For each line below, check for "text"; give only the total of lines where it occurs.

═════ Data to use ═════

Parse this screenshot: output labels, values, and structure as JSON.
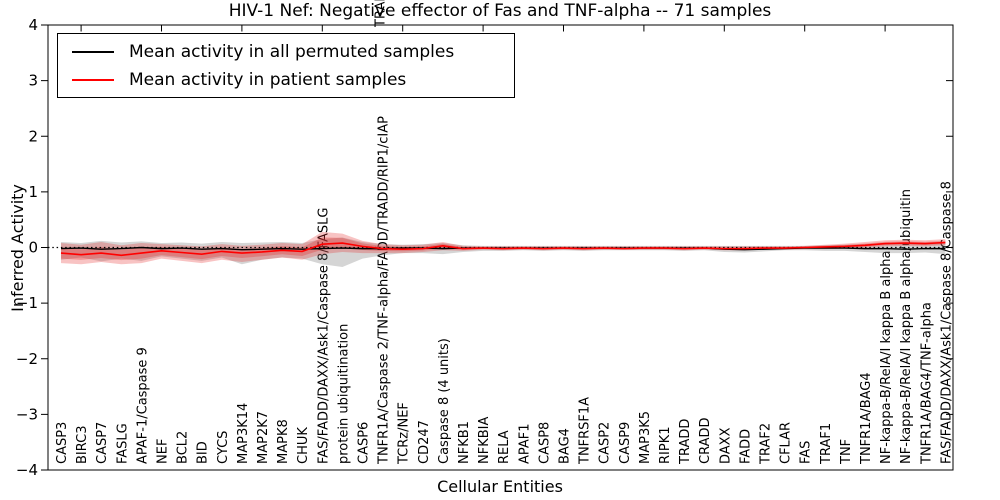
{
  "title": "HIV-1 Nef: Negative effector of Fas and TNF-alpha -- 71 samples",
  "axes": {
    "ylabel": "Inferred Activity",
    "xlabel": "Cellular Entities",
    "yticks": [
      4,
      3,
      2,
      1,
      0,
      -1,
      -2,
      -3,
      -4
    ]
  },
  "annotation_top": "TRAF",
  "legend": {
    "entries": [
      {
        "label": "Mean activity in all permuted samples",
        "color": "#000000"
      },
      {
        "label": "Mean activity in patient samples",
        "color": "#ff0000"
      }
    ]
  },
  "chart_data": {
    "type": "line",
    "title": "HIV-1 Nef: Negative effector of Fas and TNF-alpha -- 71 samples",
    "xlabel": "Cellular Entities",
    "ylabel": "Inferred Activity",
    "ylim": [
      -4,
      4
    ],
    "grid": false,
    "zero_line": true,
    "legend_position": "upper left",
    "sample_count": 71,
    "categories": [
      "CASP3",
      "BIRC3",
      "CASP7",
      "FASLG",
      "APAF-1/Caspase 9",
      "NEF",
      "BCL2",
      "BID",
      "CYCS",
      "MAP3K14",
      "MAP2K7",
      "MAPK8",
      "CHUK",
      "FAS/FADD/DAXX/Ask1/Caspase 8/FASLG",
      "protein ubiquitination",
      "CASP6",
      "TNFR1A/Caspase 2/TNF-alpha/FADD/TRADD/RIP1/cIAP",
      "TCRz/NEF",
      "CD247",
      "Caspase 8 (4 units)",
      "NFKB1",
      "NFKBIA",
      "RELA",
      "APAF1",
      "CASP8",
      "BAG4",
      "TNFRSF1A",
      "CASP2",
      "CASP9",
      "MAP3K5",
      "RIPK1",
      "TRADD",
      "CRADD",
      "DAXX",
      "FADD",
      "TRAF2",
      "CFLAR",
      "FAS",
      "TRAF1",
      "TNF",
      "TNFR1A/BAG4",
      "NF-kappa-B/RelA/I kappa B alpha",
      "NF-kappa-B/RelA/I kappa B alpha/ubiquitin",
      "TNFR1A/BAG4/TNF-alpha",
      "FAS/FADD/DAXX/Ask1/Caspase 8/Caspase 8"
    ],
    "series": [
      {
        "name": "Mean activity in all permuted samples",
        "color": "#000000",
        "band_color": "rgba(115,115,115,0.30)",
        "values": [
          -0.02,
          -0.01,
          -0.03,
          -0.02,
          0.0,
          -0.02,
          -0.01,
          -0.03,
          -0.02,
          -0.04,
          -0.03,
          -0.02,
          -0.03,
          -0.02,
          -0.01,
          -0.02,
          -0.02,
          -0.01,
          -0.01,
          -0.02,
          -0.01,
          -0.01,
          -0.01,
          -0.01,
          -0.01,
          -0.01,
          -0.01,
          -0.01,
          -0.01,
          -0.01,
          -0.01,
          -0.01,
          -0.01,
          -0.03,
          -0.04,
          -0.03,
          -0.02,
          -0.01,
          -0.01,
          -0.01,
          -0.02,
          -0.02,
          -0.03,
          -0.02,
          -0.02
        ],
        "band_upper": [
          0.1,
          0.08,
          0.12,
          0.09,
          0.11,
          0.08,
          0.09,
          0.07,
          0.1,
          0.08,
          0.09,
          0.1,
          0.08,
          0.15,
          0.18,
          0.1,
          0.06,
          0.05,
          0.06,
          0.08,
          0.04,
          0.03,
          0.03,
          0.03,
          0.03,
          0.03,
          0.03,
          0.03,
          0.03,
          0.03,
          0.03,
          0.03,
          0.03,
          0.03,
          0.03,
          0.03,
          0.03,
          0.03,
          0.04,
          0.05,
          0.06,
          0.08,
          0.08,
          0.07,
          0.09
        ],
        "band_lower": [
          -0.22,
          -0.18,
          -0.25,
          -0.2,
          -0.24,
          -0.16,
          -0.2,
          -0.24,
          -0.18,
          -0.3,
          -0.22,
          -0.18,
          -0.2,
          -0.3,
          -0.35,
          -0.2,
          -0.14,
          -0.1,
          -0.1,
          -0.12,
          -0.08,
          -0.06,
          -0.06,
          -0.05,
          -0.06,
          -0.05,
          -0.06,
          -0.05,
          -0.05,
          -0.05,
          -0.05,
          -0.06,
          -0.05,
          -0.08,
          -0.09,
          -0.07,
          -0.05,
          -0.05,
          -0.06,
          -0.06,
          -0.08,
          -0.1,
          -0.1,
          -0.09,
          -0.12
        ]
      },
      {
        "name": "Mean activity in patient samples",
        "color": "#ff0000",
        "band_color": "rgba(230,40,40,0.28)",
        "values": [
          -0.1,
          -0.13,
          -0.1,
          -0.14,
          -0.1,
          -0.06,
          -0.09,
          -0.12,
          -0.07,
          -0.1,
          -0.08,
          -0.05,
          -0.07,
          0.06,
          0.08,
          0.02,
          -0.02,
          -0.03,
          -0.02,
          0.03,
          -0.02,
          -0.01,
          -0.02,
          -0.01,
          -0.02,
          -0.01,
          -0.02,
          -0.01,
          -0.02,
          -0.01,
          -0.01,
          -0.02,
          -0.01,
          -0.02,
          -0.02,
          -0.01,
          -0.01,
          0.0,
          0.01,
          0.02,
          0.04,
          0.07,
          0.08,
          0.07,
          0.09
        ],
        "band_upper": [
          0.08,
          0.05,
          0.1,
          0.04,
          0.08,
          0.06,
          0.04,
          0.02,
          0.06,
          0.03,
          0.05,
          0.08,
          0.06,
          0.28,
          0.25,
          0.12,
          0.06,
          0.04,
          0.05,
          0.1,
          0.03,
          0.02,
          0.02,
          0.02,
          0.02,
          0.02,
          0.02,
          0.02,
          0.02,
          0.02,
          0.02,
          0.02,
          0.02,
          0.02,
          0.02,
          0.02,
          0.02,
          0.03,
          0.05,
          0.07,
          0.1,
          0.13,
          0.14,
          0.13,
          0.15
        ],
        "band_lower": [
          -0.28,
          -0.3,
          -0.26,
          -0.3,
          -0.28,
          -0.2,
          -0.24,
          -0.28,
          -0.22,
          -0.26,
          -0.22,
          -0.18,
          -0.22,
          -0.12,
          -0.08,
          -0.1,
          -0.1,
          -0.1,
          -0.08,
          -0.05,
          -0.06,
          -0.04,
          -0.05,
          -0.04,
          -0.05,
          -0.04,
          -0.05,
          -0.04,
          -0.04,
          -0.04,
          -0.04,
          -0.05,
          -0.04,
          -0.05,
          -0.05,
          -0.04,
          -0.04,
          -0.03,
          -0.03,
          -0.02,
          0.0,
          0.02,
          0.03,
          0.02,
          0.04
        ]
      }
    ]
  }
}
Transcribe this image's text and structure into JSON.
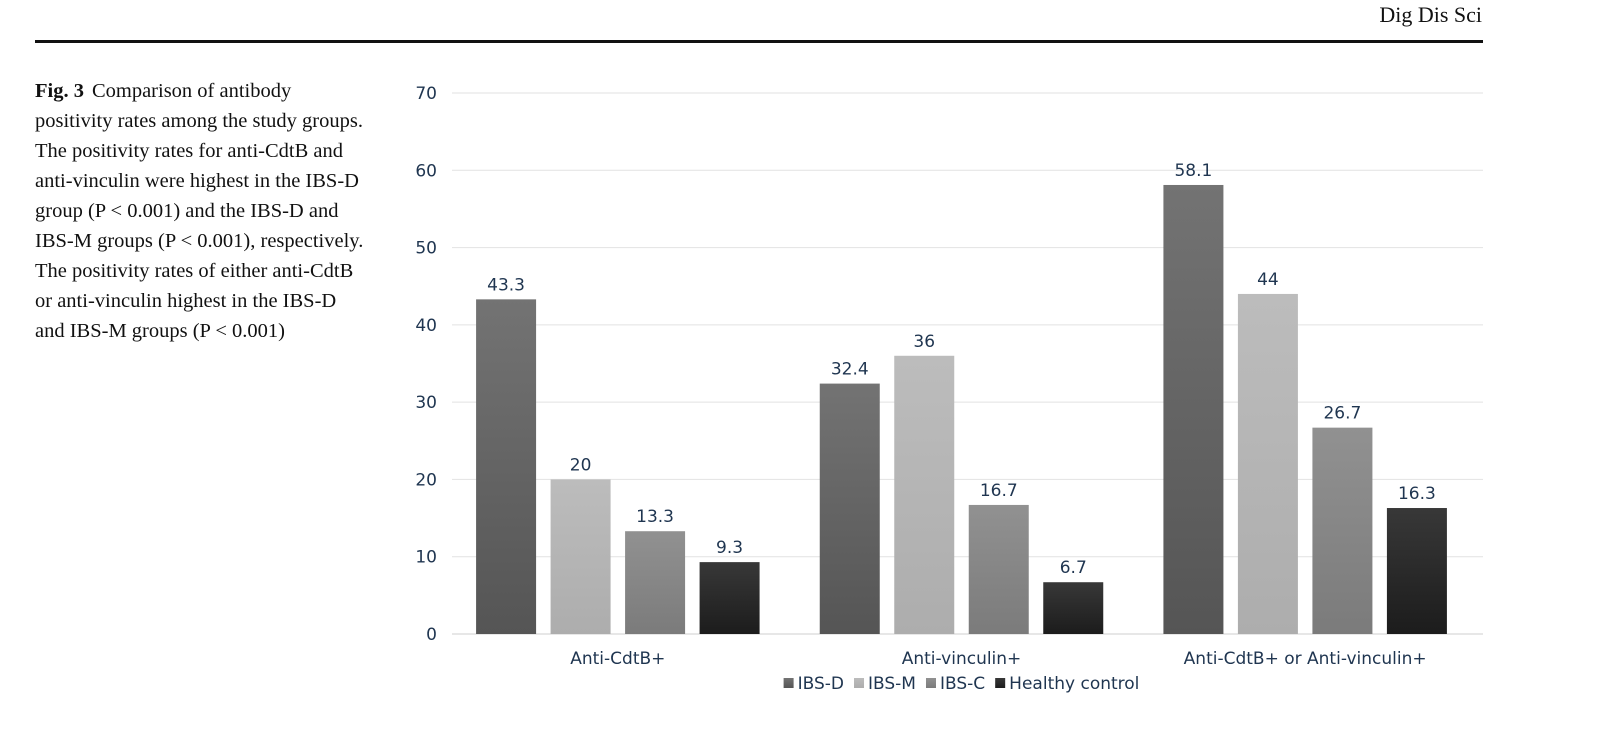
{
  "header": {
    "journal": "Dig Dis Sci"
  },
  "caption": {
    "label": "Fig. 3",
    "text": "Comparison of antibody positivity rates among the study groups. The positivity rates for anti-CdtB and anti-vinculin were highest in the IBS-D group (P < 0.001) and the IBS-D and IBS-M groups (P < 0.001), respectively. The positivity rates of either anti-CdtB or anti-vinculin highest in the IBS-D and IBS-M groups (P < 0.001)"
  },
  "chart_data": {
    "type": "bar",
    "categories": [
      "Anti-CdtB+",
      "Anti-vinculin+",
      "Anti-CdtB+ or Anti-vinculin+"
    ],
    "series": [
      {
        "name": "IBS-D",
        "values": [
          43.3,
          32.4,
          58.1
        ],
        "color": "#5e5e5e"
      },
      {
        "name": "IBS-M",
        "values": [
          20,
          36,
          44
        ],
        "color": "#b4b4b4"
      },
      {
        "name": "IBS-C",
        "values": [
          13.3,
          16.7,
          26.7
        ],
        "color": "#858585"
      },
      {
        "name": "Healthy control",
        "values": [
          9.3,
          6.7,
          16.3
        ],
        "color": "#262626"
      }
    ],
    "data_labels": [
      [
        "43.3",
        "32.4",
        "58.1"
      ],
      [
        "20",
        "36",
        "44"
      ],
      [
        "13.3",
        "16.7",
        "26.7"
      ],
      [
        "9.3",
        "6.7",
        "16.3"
      ]
    ],
    "yticks": [
      "0",
      "10",
      "20",
      "30",
      "40",
      "50",
      "60",
      "70"
    ],
    "ylim": [
      0,
      70
    ],
    "grid": true,
    "legend_position": "bottom",
    "label_color": "#1f3550"
  }
}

═════

Task result
2